:: Your objective ::
Find every line below that contains the word "transfer" and copy it out.
<<<<
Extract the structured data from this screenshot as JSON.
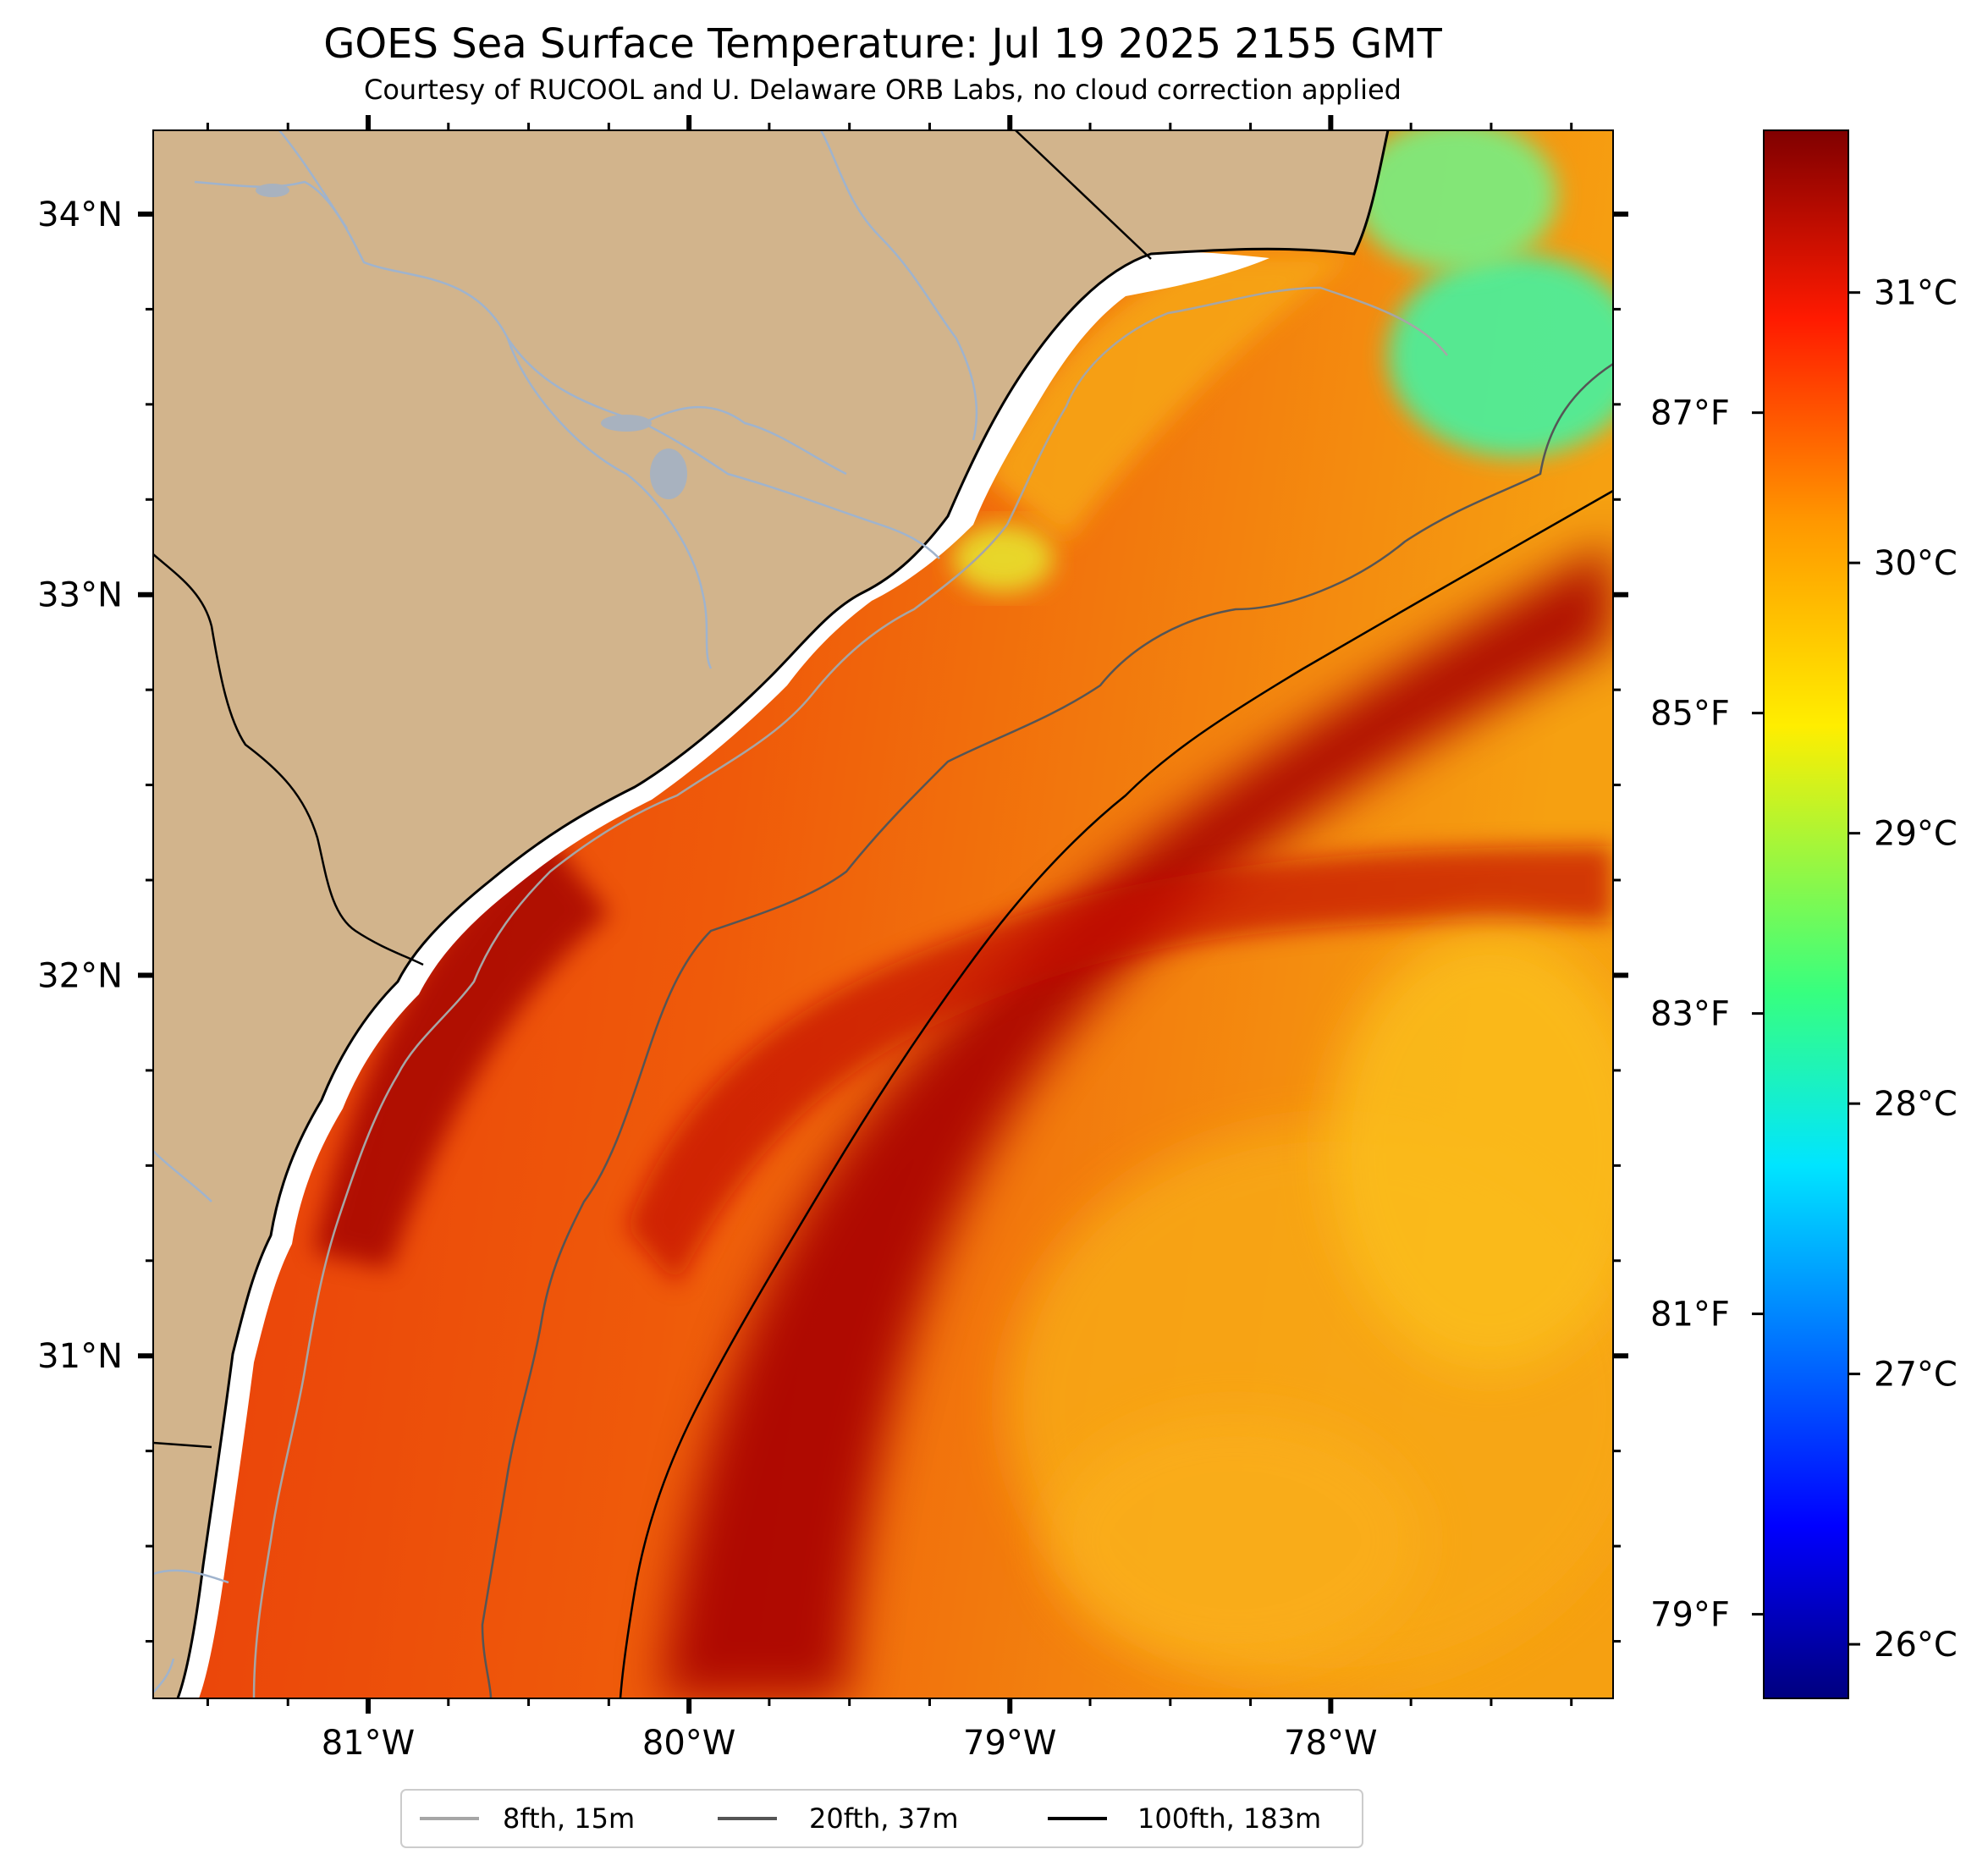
{
  "title": "GOES Sea Surface Temperature: Jul 19 2025 2155 GMT",
  "subtitle": "Courtesy of RUCOOL and U. Delaware ORB Labs, no cloud correction applied",
  "map_extent": {
    "lon": [
      -81.67,
      -77.12
    ],
    "lat": [
      30.1,
      34.22
    ]
  },
  "lon_ticks": [
    {
      "value": -81,
      "label": "81°W"
    },
    {
      "value": -80,
      "label": "80°W"
    },
    {
      "value": -79,
      "label": "79°W"
    },
    {
      "value": -78,
      "label": "78°W"
    }
  ],
  "lat_ticks": [
    {
      "value": 34,
      "label": "34°N"
    },
    {
      "value": 33,
      "label": "33°N"
    },
    {
      "value": 32,
      "label": "32°N"
    },
    {
      "value": 31,
      "label": "31°N"
    }
  ],
  "colorbar": {
    "colormap": "jet",
    "range_c": [
      25.8,
      31.6
    ],
    "celsius_ticks": [
      {
        "value": 31,
        "label": "31°C"
      },
      {
        "value": 30,
        "label": "30°C"
      },
      {
        "value": 29,
        "label": "29°C"
      },
      {
        "value": 28,
        "label": "28°C"
      },
      {
        "value": 27,
        "label": "27°C"
      },
      {
        "value": 26,
        "label": "26°C"
      }
    ],
    "fahrenheit_ticks": [
      {
        "value": 87,
        "label": "87°F"
      },
      {
        "value": 85,
        "label": "85°F"
      },
      {
        "value": 83,
        "label": "83°F"
      },
      {
        "value": 81,
        "label": "81°F"
      },
      {
        "value": 79,
        "label": "79°F"
      }
    ]
  },
  "legend": {
    "position": "bottom-center",
    "items": [
      {
        "label": "8fth, 15m",
        "color": "#a6a6a6"
      },
      {
        "label": "20fth, 37m",
        "color": "#555555"
      },
      {
        "label": "100fth, 183m",
        "color": "#000000"
      }
    ]
  },
  "colors": {
    "land": "#d2b48c",
    "rivers": "#9fb3cd",
    "coastline": "#000000"
  }
}
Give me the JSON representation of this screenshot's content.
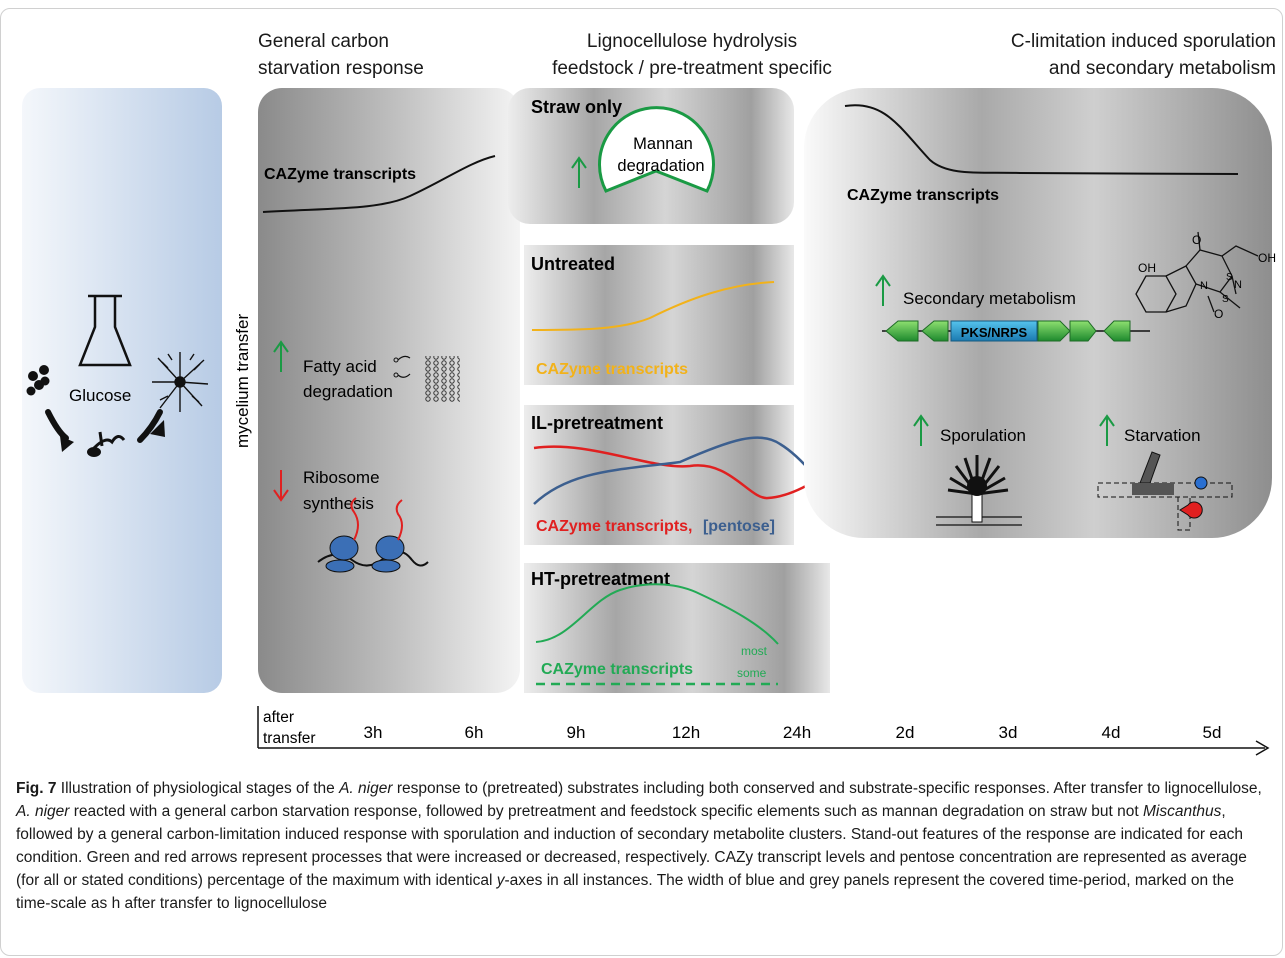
{
  "headers": {
    "general_line1": "General carbon",
    "general_line2": "starvation response",
    "ligno_line1": "Lignocellulose hydrolysis",
    "ligno_line2": "feedstock / pre-treatment specific",
    "climit_line1": "C-limitation induced sporulation",
    "climit_line2": "and secondary metabolism"
  },
  "glucose_panel": {
    "label": "Glucose"
  },
  "transfer_label": "mycelium transfer",
  "starvation_panel": {
    "cazyme_label": "CAZyme transcripts",
    "fatty_line1": "Fatty acid",
    "fatty_line2": "degradation",
    "ribosome_line1": "Ribosome",
    "ribosome_line2": "synthesis"
  },
  "straw_panel": {
    "title": "Straw only",
    "mannan_line1": "Mannan",
    "mannan_line2": "degradation"
  },
  "untreated_panel": {
    "title": "Untreated",
    "cazyme_label": "CAZyme transcripts"
  },
  "il_panel": {
    "title": "IL-pretreatment",
    "cazyme_label": "CAZyme transcripts,",
    "pentose_label": "[pentose]"
  },
  "ht_panel": {
    "title": "HT-pretreatment",
    "cazyme_label": "CAZyme transcripts",
    "most_label": "most",
    "some_label": "some"
  },
  "climit_panel": {
    "cazyme_label": "CAZyme transcripts",
    "secondary_label": "Secondary metabolism",
    "pks_label": "PKS/NRPS",
    "sporulation_label": "Sporulation",
    "starvation_label": "Starvation",
    "mol_oh1": "OH",
    "mol_oh2": "OH",
    "mol_o1": "O",
    "mol_o2": "O",
    "mol_n1": "N",
    "mol_n2": "N",
    "mol_s1": "S",
    "mol_s2": "S"
  },
  "timeline": {
    "label_line1": "after",
    "label_line2": "transfer",
    "ticks": [
      "3h",
      "6h",
      "9h",
      "12h",
      "24h",
      "2d",
      "3d",
      "4d",
      "5d"
    ]
  },
  "caption": {
    "fig": "Fig. 7",
    "t1": "  Illustration of physiological stages of the ",
    "sp1": "A. niger",
    "t2": " response to (pretreated) substrates including both conserved and substrate-specific responses. After transfer to lignocellulose, ",
    "sp2": "A. niger",
    "t3": " reacted with a general carbon starvation response, followed by pretreatment and feedstock specific elements such as mannan degradation on straw but not ",
    "sp3": "Miscanthus",
    "t4": ", followed by a general carbon-limitation induced response with sporulation and induction of secondary metabolite clusters. Stand-out features of the response are indicated for each condition. Green and red arrows represent processes that were increased or decreased, respectively. CAZy transcript levels and pentose concentration are represented as average (for all or stated conditions) percentage of the maximum with identical ",
    "yax": "y",
    "t5": "-axes in all instances. The width of blue and grey panels represent the covered time-period, marked on the time-scale as h after transfer to lignocellulose"
  },
  "colors": {
    "up_arrow": "#1a9a44",
    "down_arrow": "#e02020",
    "untreated_curve": "#f2b21a",
    "il_cazyme": "#e02020",
    "il_pentose": "#3c5f8f",
    "ht_curve": "#22aa55",
    "glucose_panel": "#b8cce6"
  }
}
>>>>
:: Exercise output ::
  "transfer_label": "mycelium transfer",
    "label_line2": "transfer",
    "t2": " response to (pretreated) substrates including both conserved and substrate-specific responses. After transfer to lignocellulose, ",
    "t5": "-axes in all instances. The width of blue and grey panels represent the covered time-period, marked on the time-scale as h after transfer to lignocellulose"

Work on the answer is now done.